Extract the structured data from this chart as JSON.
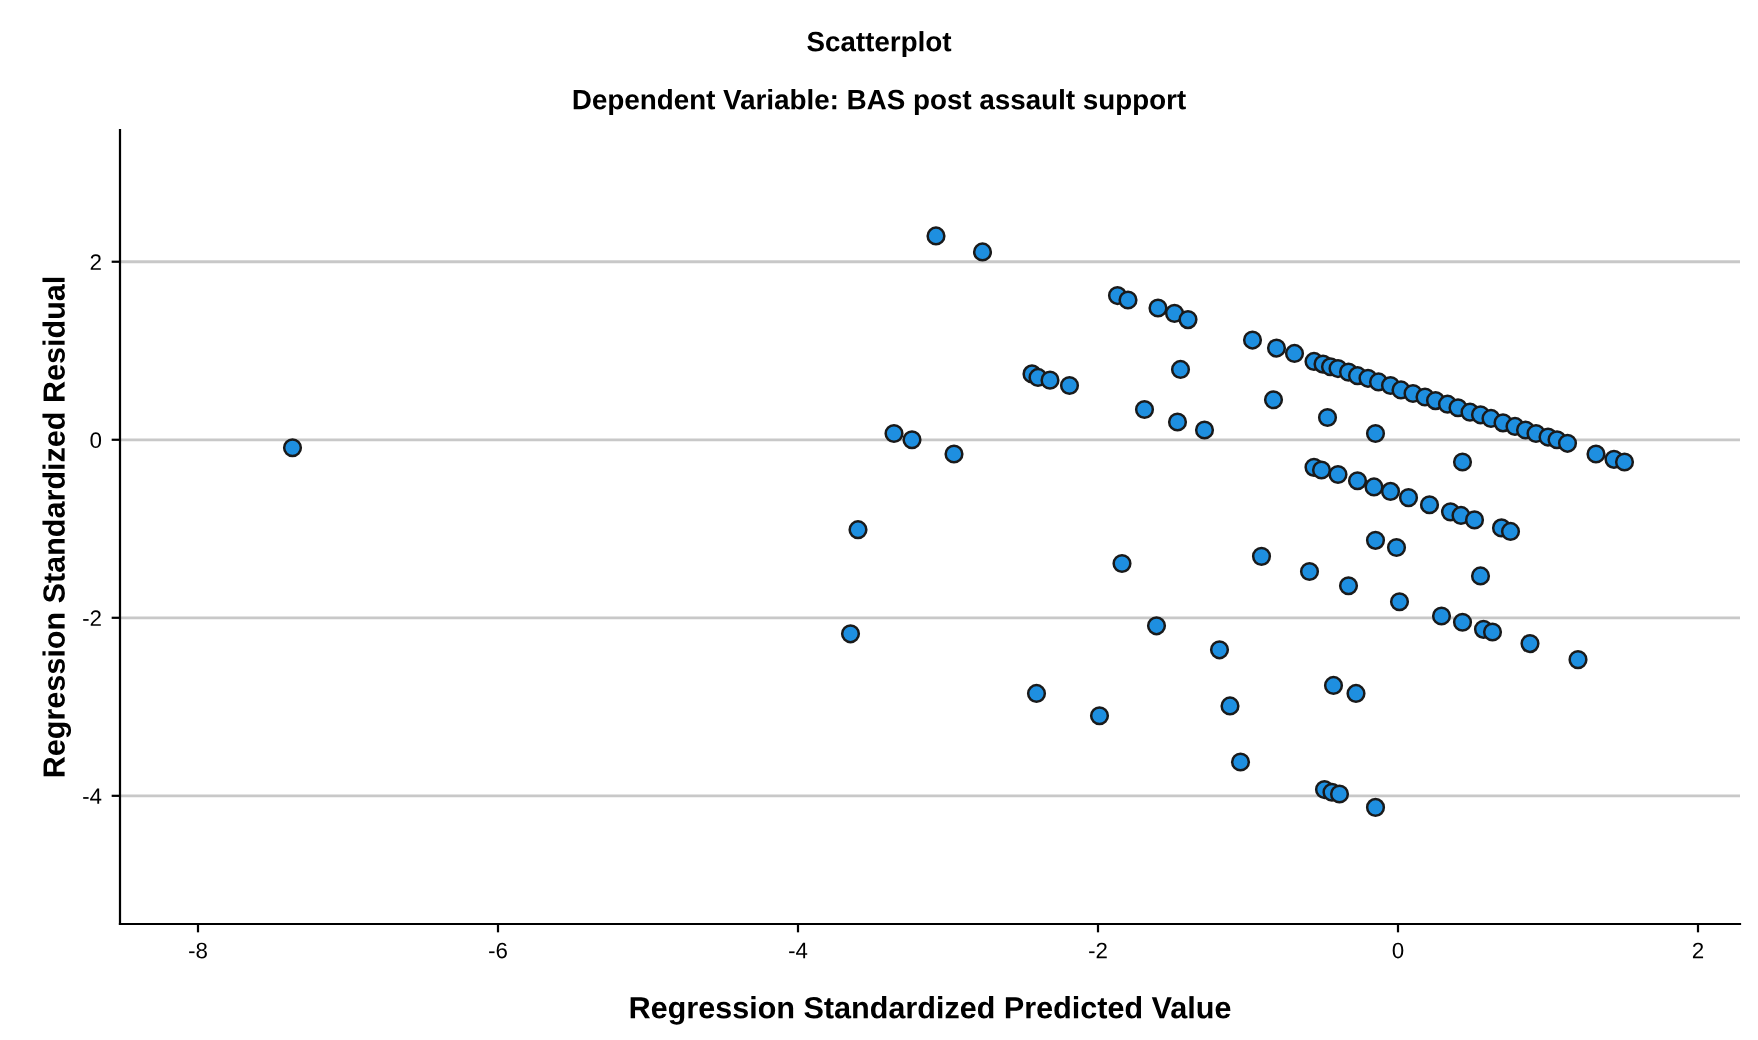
{
  "chart_data": {
    "type": "scatter",
    "title": "Scatterplot",
    "subtitle": "Dependent Variable: BAS post assault support",
    "xlabel": "Regression Standardized Predicted Value",
    "ylabel": "Regression Standardized Residual",
    "marker": "circle",
    "grid": "y",
    "legend": false,
    "xlim": [
      -8.52,
      2.28
    ],
    "ylim": [
      -5.44,
      3.48
    ],
    "xticks": [
      -8,
      -6,
      -4,
      -2,
      0,
      2
    ],
    "yticks": [
      -4,
      -2,
      0,
      2
    ],
    "series": [
      {
        "color": "#1e8fe0",
        "x": [
          -7.37,
          -3.08,
          -2.77,
          -1.87,
          -1.8,
          -1.6,
          -1.49,
          -1.4,
          -0.97,
          -2.44,
          -2.4,
          -2.32,
          -2.19,
          -1.45,
          -1.69,
          -1.47,
          -1.29,
          -3.36,
          -3.24,
          -2.96,
          -3.6,
          -3.65,
          -1.84,
          -1.61,
          -2.41,
          -1.99,
          -1.19,
          -1.12,
          -1.05,
          -0.91,
          -0.59,
          -0.33,
          -0.15,
          -0.01,
          0.01,
          0.29,
          0.43,
          0.57,
          0.63,
          0.88,
          1.2,
          0.55,
          -0.43,
          -0.28,
          -0.49,
          -0.44,
          -0.39,
          -0.15,
          0.69,
          0.75,
          -0.81,
          -0.69,
          -0.56,
          -0.5,
          -0.45,
          -0.4,
          -0.33,
          -0.27,
          -0.2,
          -0.13,
          -0.05,
          0.02,
          0.1,
          0.18,
          0.25,
          0.33,
          0.4,
          0.48,
          0.55,
          0.62,
          0.7,
          0.78,
          0.85,
          0.92,
          1.0,
          1.06,
          1.13,
          1.32,
          1.44,
          1.51,
          -0.83,
          -0.47,
          -0.15,
          0.43,
          -0.56,
          -0.51,
          -0.4,
          -0.27,
          -0.16,
          -0.05,
          0.07,
          0.21,
          0.35,
          0.42,
          0.51
        ],
        "values": [
          -0.09,
          2.29,
          2.11,
          1.62,
          1.57,
          1.48,
          1.42,
          1.35,
          1.12,
          0.74,
          0.7,
          0.67,
          0.61,
          0.79,
          0.34,
          0.2,
          0.11,
          0.07,
          0.0,
          -0.16,
          -1.01,
          -2.18,
          -1.39,
          -2.09,
          -2.85,
          -3.1,
          -2.36,
          -2.99,
          -3.62,
          -1.31,
          -1.48,
          -1.64,
          -1.13,
          -1.21,
          -1.82,
          -1.98,
          -2.05,
          -2.13,
          -2.16,
          -2.29,
          -2.47,
          -1.53,
          -2.76,
          -2.85,
          -3.93,
          -3.96,
          -3.98,
          -4.13,
          -0.99,
          -1.03,
          1.03,
          0.97,
          0.88,
          0.85,
          0.82,
          0.8,
          0.76,
          0.72,
          0.69,
          0.65,
          0.61,
          0.56,
          0.52,
          0.48,
          0.44,
          0.4,
          0.36,
          0.31,
          0.28,
          0.24,
          0.19,
          0.15,
          0.11,
          0.07,
          0.03,
          0.0,
          -0.04,
          -0.16,
          -0.22,
          -0.25,
          0.45,
          0.25,
          0.07,
          -0.25,
          -0.31,
          -0.34,
          -0.39,
          -0.46,
          -0.53,
          -0.58,
          -0.65,
          -0.73,
          -0.81,
          -0.85,
          -0.9
        ]
      }
    ]
  }
}
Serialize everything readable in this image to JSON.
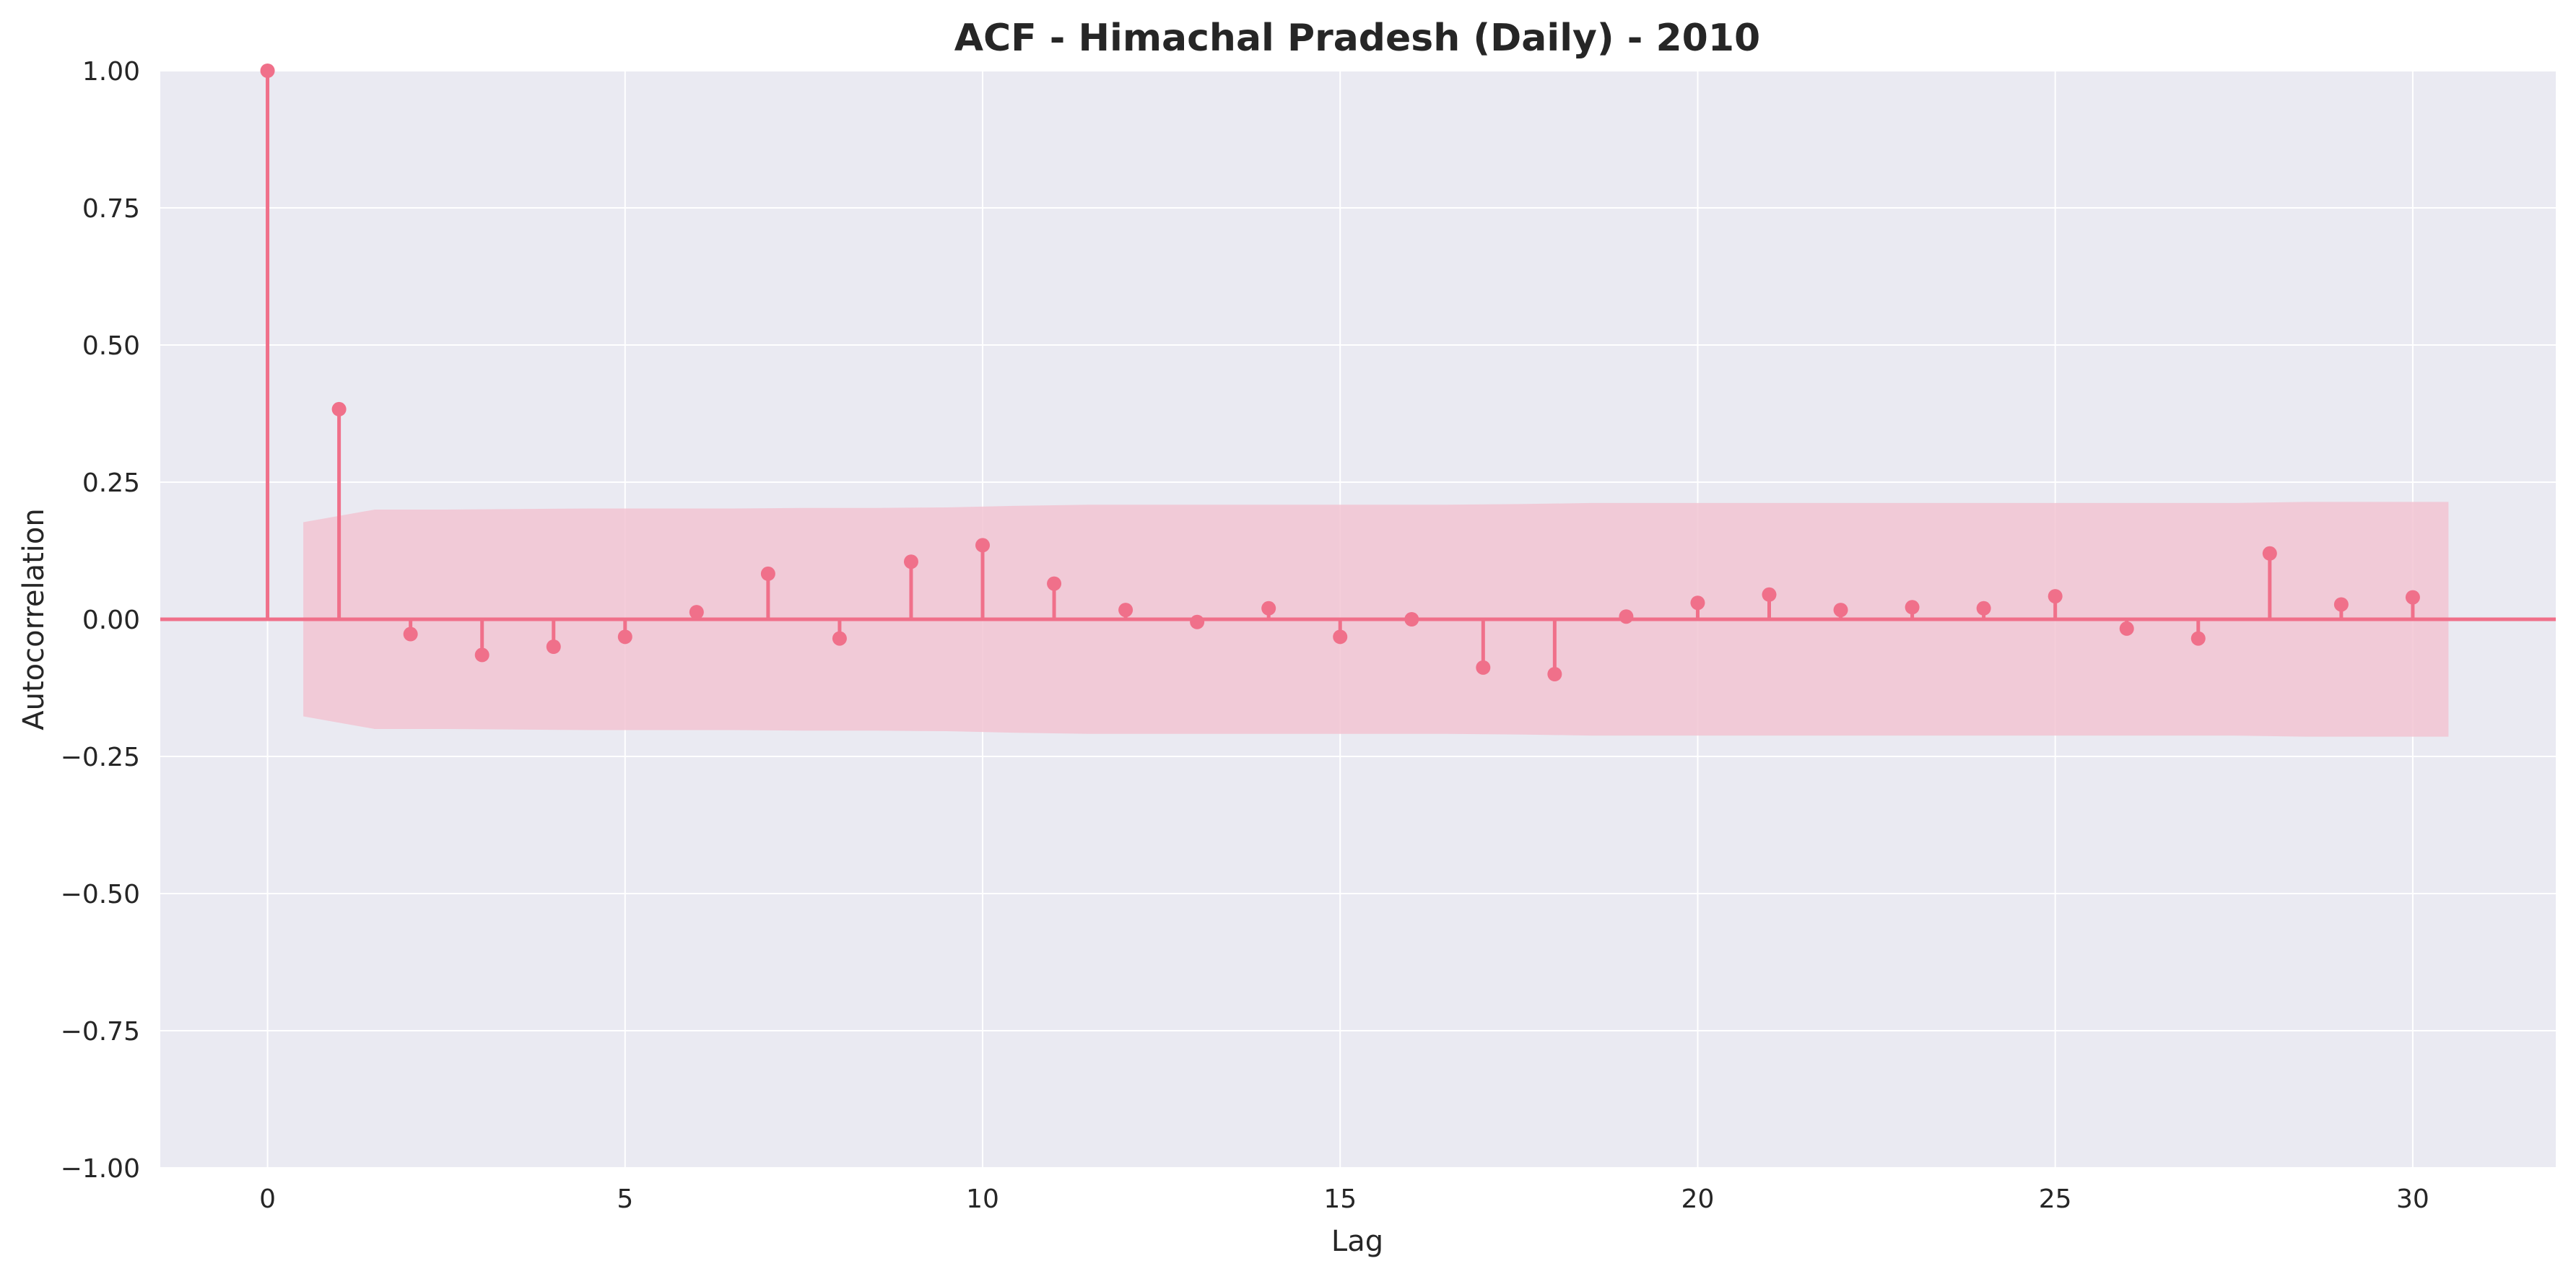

◆ ◆ ◆ ◆ ◆

- Your objective -
What comes back should match the records exactly, minus any pictures.

- Complete output -
Extract the structured data from this chart as JSON.
{
  "chart_data": {
    "type": "scatter",
    "title": "Scatterplot",
    "subtitle": "Dependent Variable: BAS post assault support",
    "xlabel": "Regression Standardized Predicted Value",
    "ylabel": "Regression Standardized Residual",
    "marker": "circle",
    "grid": "y",
    "legend": false,
    "xlim": [
      -8.52,
      2.28
    ],
    "ylim": [
      -5.44,
      3.48
    ],
    "xticks": [
      -8,
      -6,
      -4,
      -2,
      0,
      2
    ],
    "yticks": [
      -4,
      -2,
      0,
      2
    ],
    "series": [
      {
        "color": "#1e8fe0",
        "x": [
          -7.37,
          -3.08,
          -2.77,
          -1.87,
          -1.8,
          -1.6,
          -1.49,
          -1.4,
          -0.97,
          -2.44,
          -2.4,
          -2.32,
          -2.19,
          -1.45,
          -1.69,
          -1.47,
          -1.29,
          -3.36,
          -3.24,
          -2.96,
          -3.6,
          -3.65,
          -1.84,
          -1.61,
          -2.41,
          -1.99,
          -1.19,
          -1.12,
          -1.05,
          -0.91,
          -0.59,
          -0.33,
          -0.15,
          -0.01,
          0.01,
          0.29,
          0.43,
          0.57,
          0.63,
          0.88,
          1.2,
          0.55,
          -0.43,
          -0.28,
          -0.49,
          -0.44,
          -0.39,
          -0.15,
          0.69,
          0.75,
          -0.81,
          -0.69,
          -0.56,
          -0.5,
          -0.45,
          -0.4,
          -0.33,
          -0.27,
          -0.2,
          -0.13,
          -0.05,
          0.02,
          0.1,
          0.18,
          0.25,
          0.33,
          0.4,
          0.48,
          0.55,
          0.62,
          0.7,
          0.78,
          0.85,
          0.92,
          1.0,
          1.06,
          1.13,
          1.32,
          1.44,
          1.51,
          -0.83,
          -0.47,
          -0.15,
          0.43,
          -0.56,
          -0.51,
          -0.4,
          -0.27,
          -0.16,
          -0.05,
          0.07,
          0.21,
          0.35,
          0.42,
          0.51
        ],
        "values": [
          -0.09,
          2.29,
          2.11,
          1.62,
          1.57,
          1.48,
          1.42,
          1.35,
          1.12,
          0.74,
          0.7,
          0.67,
          0.61,
          0.79,
          0.34,
          0.2,
          0.11,
          0.07,
          0.0,
          -0.16,
          -1.01,
          -2.18,
          -1.39,
          -2.09,
          -2.85,
          -3.1,
          -2.36,
          -2.99,
          -3.62,
          -1.31,
          -1.48,
          -1.64,
          -1.13,
          -1.21,
          -1.82,
          -1.98,
          -2.05,
          -2.13,
          -2.16,
          -2.29,
          -2.47,
          -1.53,
          -2.76,
          -2.85,
          -3.93,
          -3.96,
          -3.98,
          -4.13,
          -0.99,
          -1.03,
          1.03,
          0.97,
          0.88,
          0.85,
          0.82,
          0.8,
          0.76,
          0.72,
          0.69,
          0.65,
          0.61,
          0.56,
          0.52,
          0.48,
          0.44,
          0.4,
          0.36,
          0.31,
          0.28,
          0.24,
          0.19,
          0.15,
          0.11,
          0.07,
          0.03,
          0.0,
          -0.04,
          -0.16,
          -0.22,
          -0.25,
          0.45,
          0.25,
          0.07,
          -0.25,
          -0.31,
          -0.34,
          -0.39,
          -0.46,
          -0.53,
          -0.58,
          -0.65,
          -0.73,
          -0.81,
          -0.85,
          -0.9
        ]
      }
    ]
  }
}
Serialize everything readable in this image to JSON.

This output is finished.